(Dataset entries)
________________________________________
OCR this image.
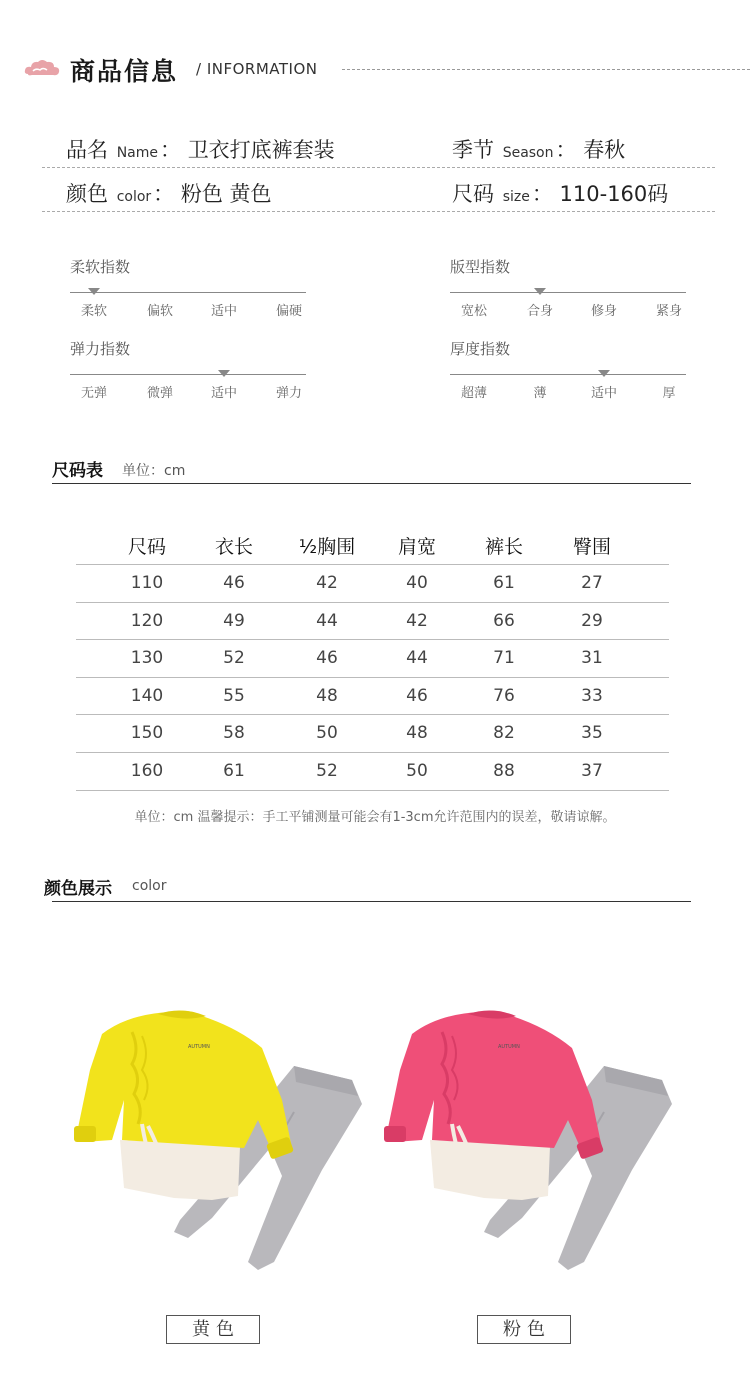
商品信息 / INFORMATION
品名 Name： 卫衣打底裤套装	季节 Season： 春秋
颜色 color： 粉色 黄色	尺码 size： 110-160码
柔软指数
柔软	偏软	适中	偏硬
版型指数
宽松	合身	修身	紧身
弹力指数
无弹	微弹	适中	弹力
厚度指数
超薄	薄	适中	厚
尺码表 单位：cm
尺码	衣长	½胸围	肩宽	裤长	臀围
110	46	42	40	61	27
120	49	44	42	66	29
130	52	46	44	71	31
140	55	48	46	76	33
150	58	50	48	82	35
160	61	52	50	88	37
单位：cm 温馨提示：手工平铺测量可能会有1-3cm允许范围内的误差，敬请谅解。
颜色展示 color
AUTUMN
黄色
AUTUMN
粉色
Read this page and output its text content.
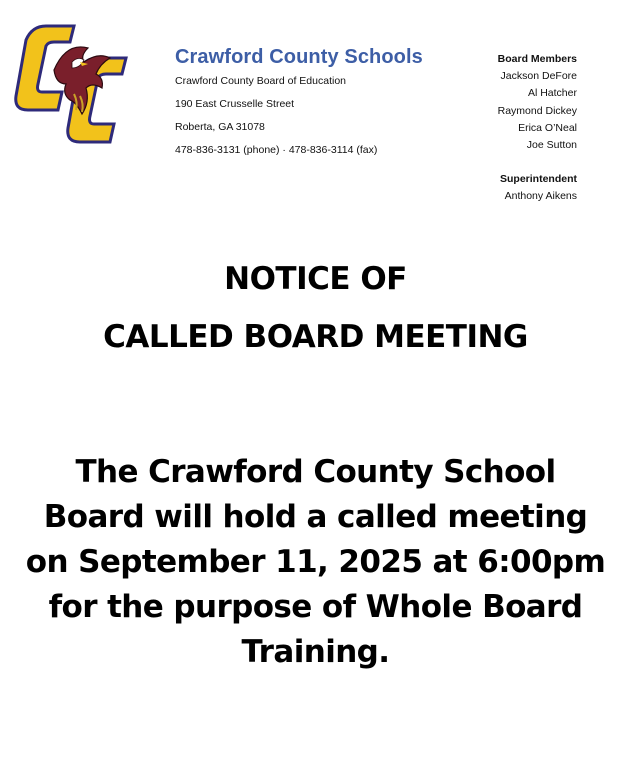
Crawford County Schools

Crawford County Board of Education

190 East Crusselle Street

Roberta, GA 31078

478-836-3131 (phone) · 478-836-3114 (fax)

Board Members
Jackson DeFore
Al Hatcher
Raymond Dickey
Erica O’Neal
Joe Sutton
Superintendent
Anthony Aikens
NOTICE OF
CALLED BOARD MEETING
The Crawford County School
Board will hold a called meeting
on September 11, 2025 at 6:00pm
for the purpose of Whole Board
Training.
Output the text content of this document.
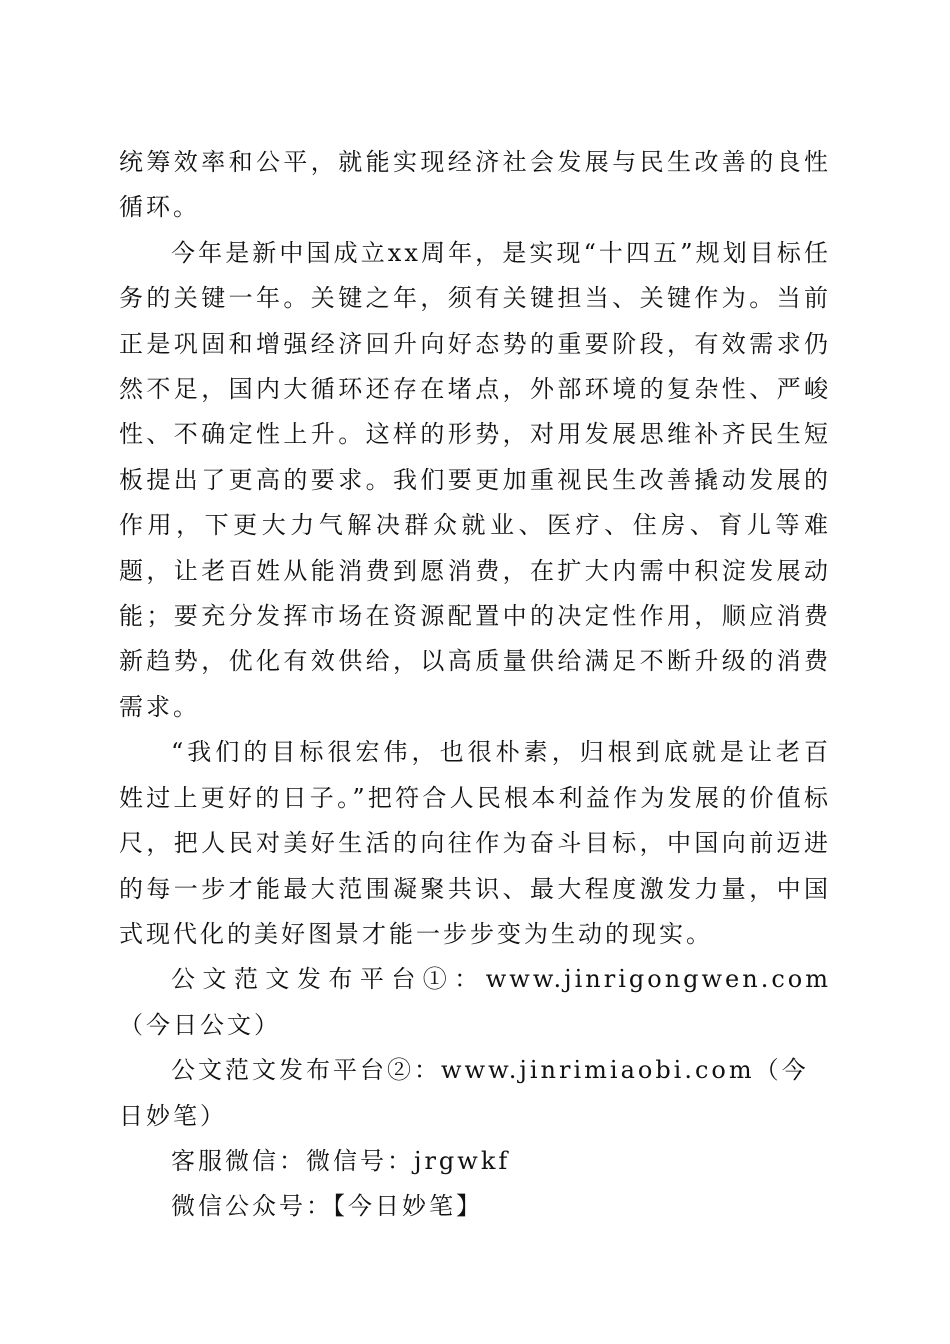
统筹效率和公平，就能实现经济社会发展与民生改善的良性循环。

今年是新中国成立xx周年，是实现“十四五”规划目标任务的关键一年。关键之年，须有关键担当、关键作为。当前正是巩固和增强经济回升向好态势的重要阶段，有效需求仍然不足，国内大循环还存在堵点，外部环境的复杂性、严峻性、不确定性上升。这样的形势，对用发展思维补齐民生短板提出了更高的要求。我们要更加重视民生改善撬动发展的作用，下更大力气解决群众就业、医疗、住房、育儿等难题，让老百姓从能消费到愿消费，在扩大内需中积淀发展动能；要充分发挥市场在资源配置中的决定性作用，顺应消费新趋势，优化有效供给，以高质量供给满足不断升级的消费需求。

“我们的目标很宏伟，也很朴素，归根到底就是让老百姓过上更好的日子。”把符合人民根本利益作为发展的价值标尺，把人民对美好生活的向往作为奋斗目标，中国向前迈进的每一步才能最大范围凝聚共识、最大程度激发力量，中国式现代化的美好图景才能一步步变为生动的现实。

公文范文发布平台①：www.jinrigongwen.com（今日公文）

公文范文发布平台②：www.jinrimiaobi.com（今日妙笔）

客服微信：微信号：jrgwkf

微信公众号：【今日妙笔】
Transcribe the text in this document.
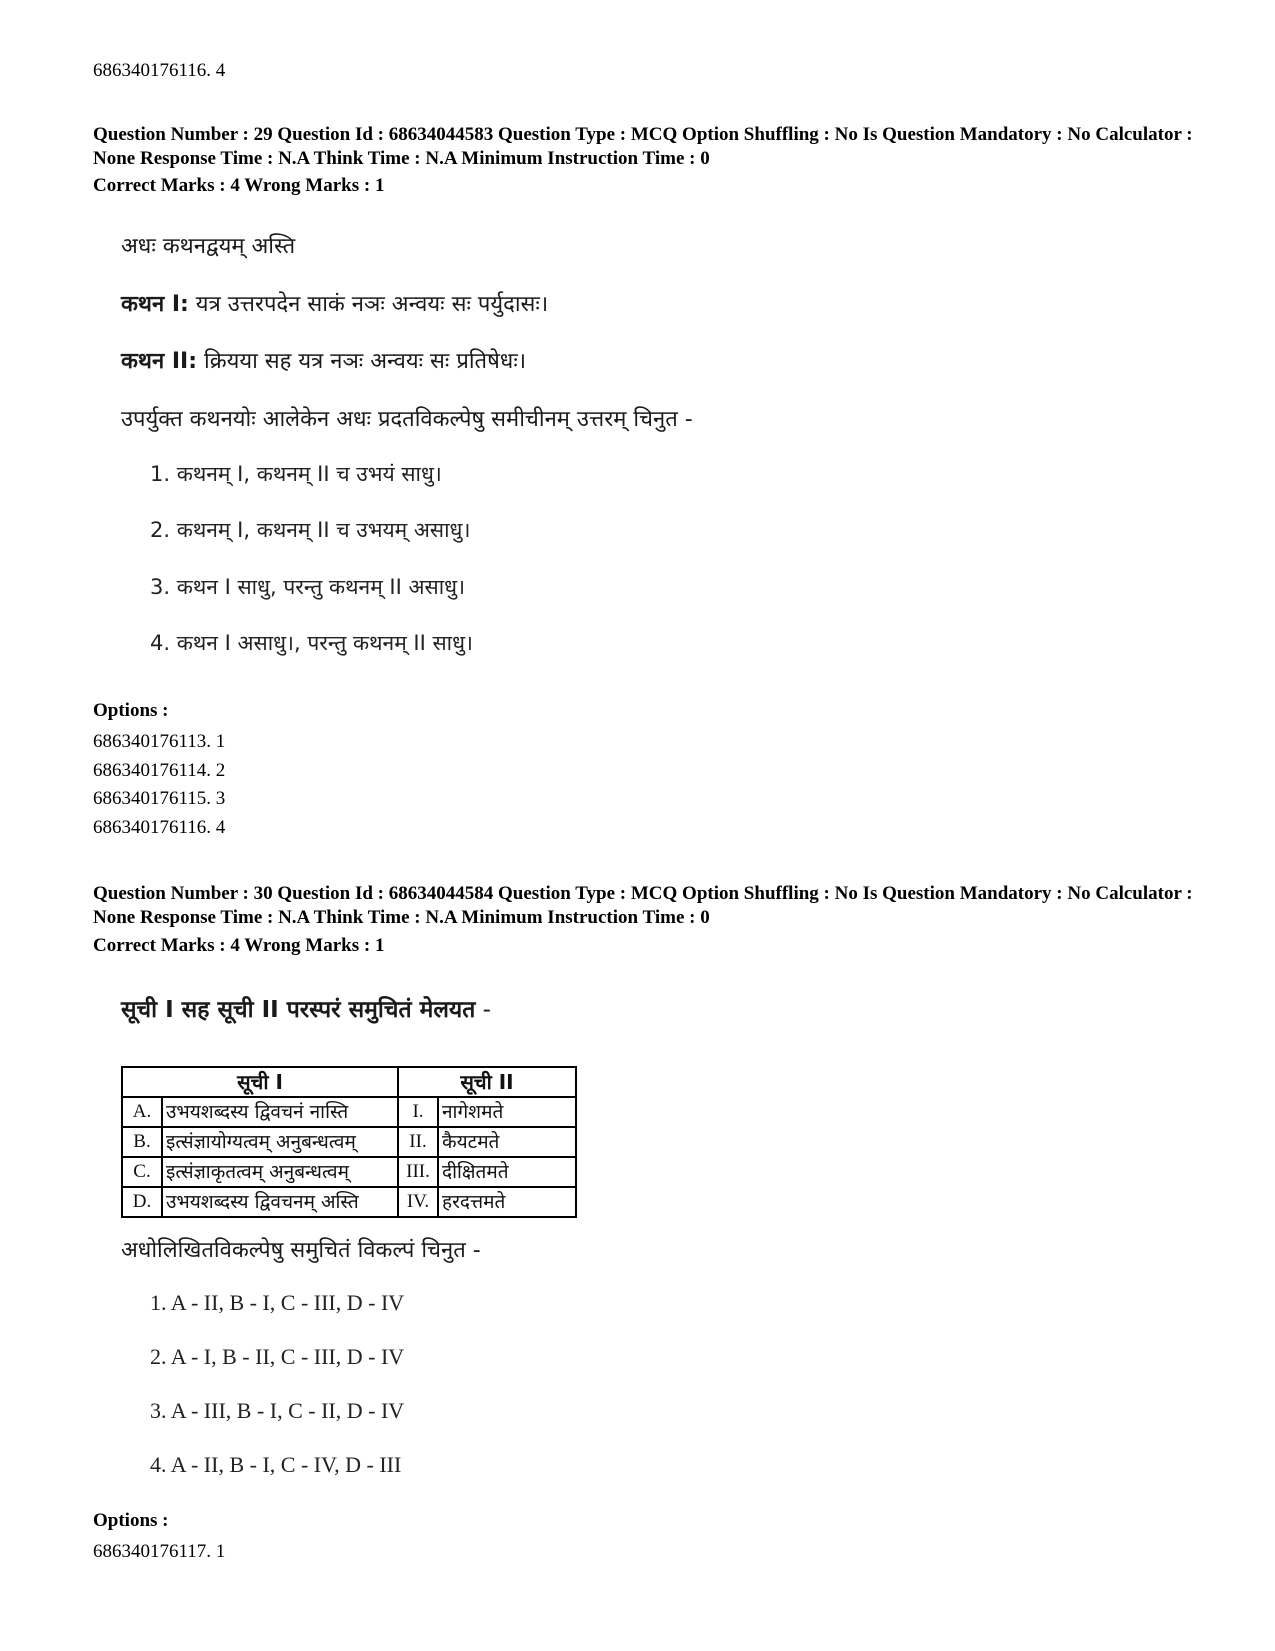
686340176116. 4
Question Number : 29 Question Id : 68634044583 Question Type : MCQ Option Shuffling : No Is Question Mandatory : No Calculator : None Response Time : N.A Think Time : N.A Minimum Instruction Time : 0
Correct Marks : 4 Wrong Marks : 1
अधः कथनद्वयम् अस्ति
कथन I: यत्र उत्तरपदेन साकं नञः अन्वयः सः पर्युदासः।
कथन II: क्रियया सह यत्र नञः अन्वयः सः प्रतिषेधः।
उपर्युक्त कथनयोः आलेकेन अधः प्रदतविकल्पेषु समीचीनम् उत्तरम् चिनुत -
1. कथनम् I, कथनम् II च उभयं साधु।
2. कथनम् I, कथनम् II च उभयम् असाधु।
3. कथन I साधु, परन्तु कथनम् II असाधु।
4. कथन I असाधु।, परन्तु कथनम् II साधु।
Options :
686340176113. 1
686340176114. 2
686340176115. 3
686340176116. 4
Question Number : 30 Question Id : 68634044584 Question Type : MCQ Option Shuffling : No Is Question Mandatory : No Calculator : None Response Time : N.A Think Time : N.A Minimum Instruction Time : 0
Correct Marks : 4 Wrong Marks : 1
सूची I सह सूची II परस्परं समुचितं मेलयत -
सूची I		सूची II	
A.	उभयशब्दस्य द्विवचनं नास्ति	I.	नागेशमते
B.	इत्संज्ञायोग्यत्वम् अनुबन्धत्वम्	II.	कैयटमते
C.	इत्संज्ञाकृतत्वम् अनुबन्धत्वम्	III.	दीक्षितमते
D.	उभयशब्दस्य द्विवचनम् अस्ति	IV.	हरदत्तमते
अधोलिखितविकल्पेषु समुचितं विकल्पं चिनुत -
1. A - II, B - I, C - III, D - IV
2. A - I, B - II, C - III, D - IV
3. A - III, B - I, C - II, D - IV
4. A - II, B - I, C - IV, D - III
Options :
686340176117. 1
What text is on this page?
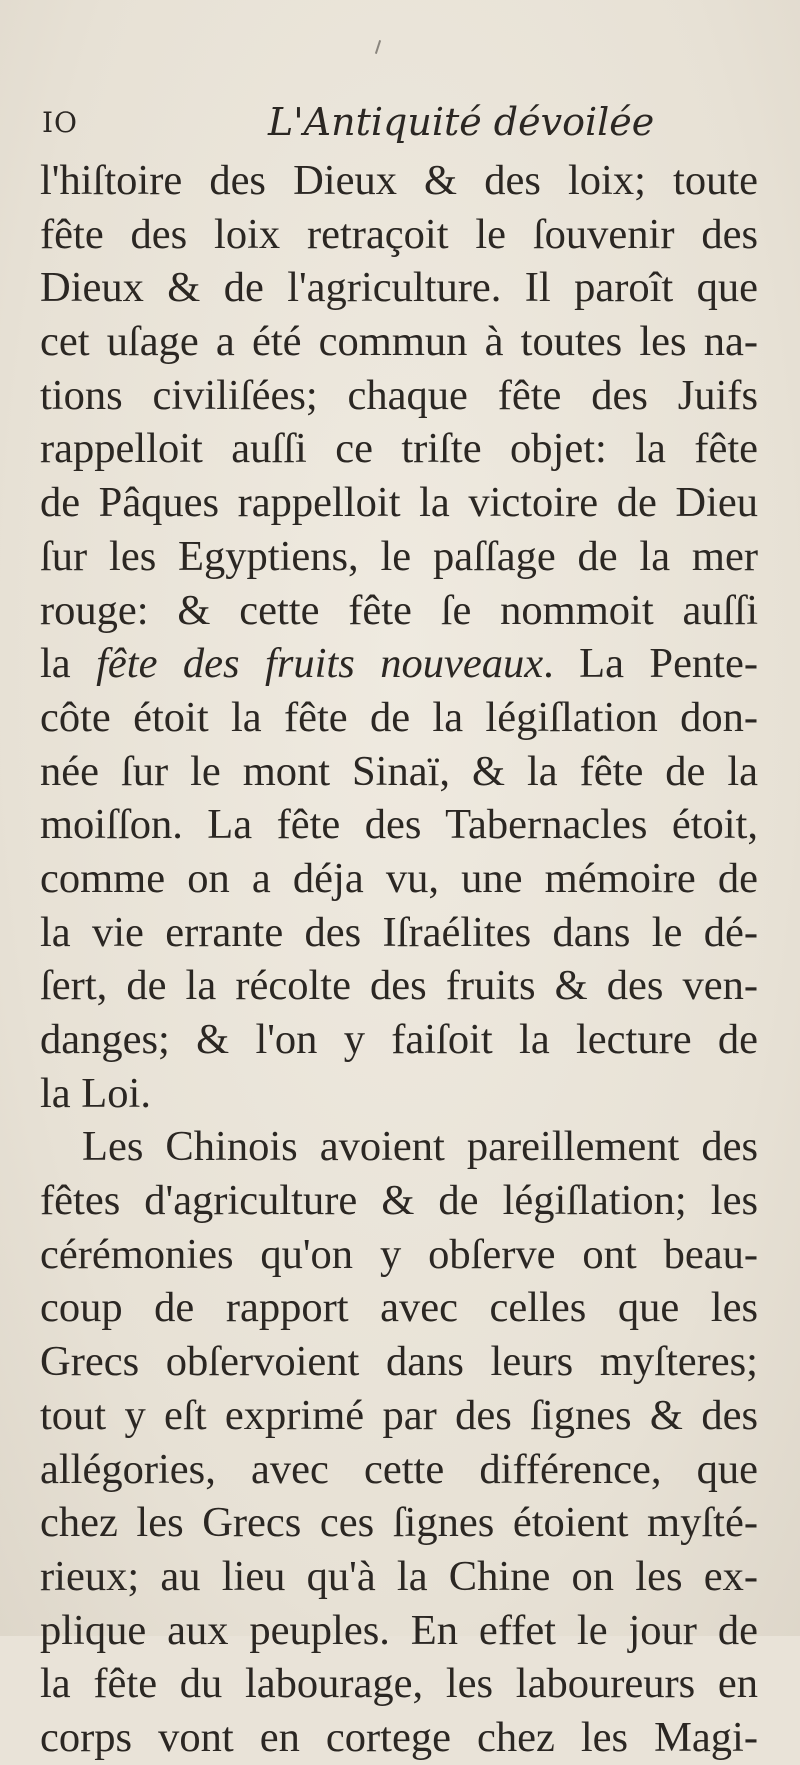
IO	L'Antiquité dévoilée
l'hiſtoire des Dieux & des loix; toute
fête des loix retraçoit le ſouvenir des
Dieux & de l'agriculture. Il paroît que
cet uſage a été commun à toutes les na-
tions civiliſées; chaque fête des Juifs
rappelloit auſſi ce triſte objet: la fête
de Pâques rappelloit la victoire de Dieu
ſur les Egyptiens, le paſſage de la mer
rouge: & cette fête ſe nommoit auſſi
la fête des fruits nouveaux. La Pente-
côte étoit la fête de la légiſlation don-
née ſur le mont Sinaï, & la fête de la
moiſſon. La fête des Tabernacles étoit,
comme on a déja vu, une mémoire de
la vie errante des Iſraélites dans le dé-
ſert, de la récolte des fruits & des ven-
danges; & l'on y faiſoit la lecture de
la Loi.
Les Chinois avoient pareillement des
fêtes d'agriculture & de légiſlation; les
cérémonies qu'on y obſerve ont beau-
coup de rapport avec celles que les
Grecs obſervoient dans leurs myſteres;
tout y eſt exprimé par des ſignes & des
allégories, avec cette différence, que
chez les Grecs ces ſignes étoient myſté-
rieux; au lieu qu'à la Chine on les ex-
plique aux peuples. En effet le jour de
la fête du labourage, les laboureurs en
corps vont en cortege chez les Magi-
________________________________________
• [Task] Check the records above line by line and tally those holding the string "Instruction". Answer with the number only.

• [Task output] 2